- [YOUR GOAL] Could you copy every line from the material below in which "subtitle" appears?

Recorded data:
● ● ● ● ● ● ●
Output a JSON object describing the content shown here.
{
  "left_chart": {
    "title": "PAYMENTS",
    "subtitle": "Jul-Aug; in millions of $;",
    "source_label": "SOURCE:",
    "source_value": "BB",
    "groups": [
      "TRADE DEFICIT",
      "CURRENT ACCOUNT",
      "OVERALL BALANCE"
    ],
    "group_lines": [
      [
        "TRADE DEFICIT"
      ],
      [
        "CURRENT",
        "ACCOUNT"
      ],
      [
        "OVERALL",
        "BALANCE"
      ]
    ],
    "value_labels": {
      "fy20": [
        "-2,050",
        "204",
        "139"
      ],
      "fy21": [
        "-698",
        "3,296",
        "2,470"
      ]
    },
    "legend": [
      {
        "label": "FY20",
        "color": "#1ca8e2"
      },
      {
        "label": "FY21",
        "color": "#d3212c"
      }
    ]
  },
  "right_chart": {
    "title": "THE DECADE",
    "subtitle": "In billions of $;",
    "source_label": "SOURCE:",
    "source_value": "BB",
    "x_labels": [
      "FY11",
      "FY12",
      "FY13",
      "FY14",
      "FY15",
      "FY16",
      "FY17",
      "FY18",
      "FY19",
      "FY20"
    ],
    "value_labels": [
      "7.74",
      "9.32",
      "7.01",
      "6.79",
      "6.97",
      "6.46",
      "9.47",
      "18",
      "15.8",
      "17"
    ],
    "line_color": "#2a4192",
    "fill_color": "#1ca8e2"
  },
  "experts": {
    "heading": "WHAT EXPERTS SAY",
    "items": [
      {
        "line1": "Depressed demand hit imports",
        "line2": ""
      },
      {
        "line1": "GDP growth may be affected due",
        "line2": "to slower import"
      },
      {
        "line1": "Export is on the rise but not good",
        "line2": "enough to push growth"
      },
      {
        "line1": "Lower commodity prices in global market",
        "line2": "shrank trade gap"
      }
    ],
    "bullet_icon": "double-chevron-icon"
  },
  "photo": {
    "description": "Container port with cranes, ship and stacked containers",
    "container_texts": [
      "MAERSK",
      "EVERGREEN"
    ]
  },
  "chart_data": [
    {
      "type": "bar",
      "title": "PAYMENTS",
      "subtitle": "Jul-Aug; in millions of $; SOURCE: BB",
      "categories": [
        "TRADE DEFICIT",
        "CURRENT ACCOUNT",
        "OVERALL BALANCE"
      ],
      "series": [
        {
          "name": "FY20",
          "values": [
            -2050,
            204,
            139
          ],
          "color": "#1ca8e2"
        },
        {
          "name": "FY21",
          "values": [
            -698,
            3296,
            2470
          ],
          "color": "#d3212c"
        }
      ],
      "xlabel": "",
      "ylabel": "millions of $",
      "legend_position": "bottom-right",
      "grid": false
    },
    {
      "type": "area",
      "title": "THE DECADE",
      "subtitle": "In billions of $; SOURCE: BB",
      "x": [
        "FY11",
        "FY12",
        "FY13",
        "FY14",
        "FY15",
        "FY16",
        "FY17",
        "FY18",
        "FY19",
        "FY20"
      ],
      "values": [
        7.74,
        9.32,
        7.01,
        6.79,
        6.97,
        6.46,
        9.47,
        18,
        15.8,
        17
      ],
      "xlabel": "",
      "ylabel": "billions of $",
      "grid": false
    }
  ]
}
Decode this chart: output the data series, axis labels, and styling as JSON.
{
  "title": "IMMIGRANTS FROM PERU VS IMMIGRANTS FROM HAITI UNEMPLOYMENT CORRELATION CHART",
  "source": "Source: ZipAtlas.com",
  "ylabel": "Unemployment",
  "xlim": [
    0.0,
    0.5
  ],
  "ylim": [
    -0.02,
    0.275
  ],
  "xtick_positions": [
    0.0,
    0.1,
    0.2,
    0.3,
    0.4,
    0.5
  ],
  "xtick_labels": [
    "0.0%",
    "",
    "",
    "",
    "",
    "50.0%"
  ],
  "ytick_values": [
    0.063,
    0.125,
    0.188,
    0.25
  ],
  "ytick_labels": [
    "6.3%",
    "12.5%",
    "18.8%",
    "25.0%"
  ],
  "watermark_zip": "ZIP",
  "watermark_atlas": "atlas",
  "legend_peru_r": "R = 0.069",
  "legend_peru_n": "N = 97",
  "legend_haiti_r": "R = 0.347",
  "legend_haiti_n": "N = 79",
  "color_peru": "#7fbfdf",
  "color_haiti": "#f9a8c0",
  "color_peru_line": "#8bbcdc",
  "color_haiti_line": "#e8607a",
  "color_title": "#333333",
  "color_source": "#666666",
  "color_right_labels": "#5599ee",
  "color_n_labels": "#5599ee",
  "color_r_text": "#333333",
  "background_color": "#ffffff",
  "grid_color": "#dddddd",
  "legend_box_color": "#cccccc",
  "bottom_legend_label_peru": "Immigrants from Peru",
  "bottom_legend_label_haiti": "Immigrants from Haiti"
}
● ● ● ● ● ● ●
- [TASK RESULT]
    "subtitle": "Jul-Aug; in millions of $;",
    "subtitle": "In billions of $;",
      "subtitle": "Jul-Aug; in millions of $; SOURCE: BB",
      "subtitle": "In billions of $; SOURCE: BB",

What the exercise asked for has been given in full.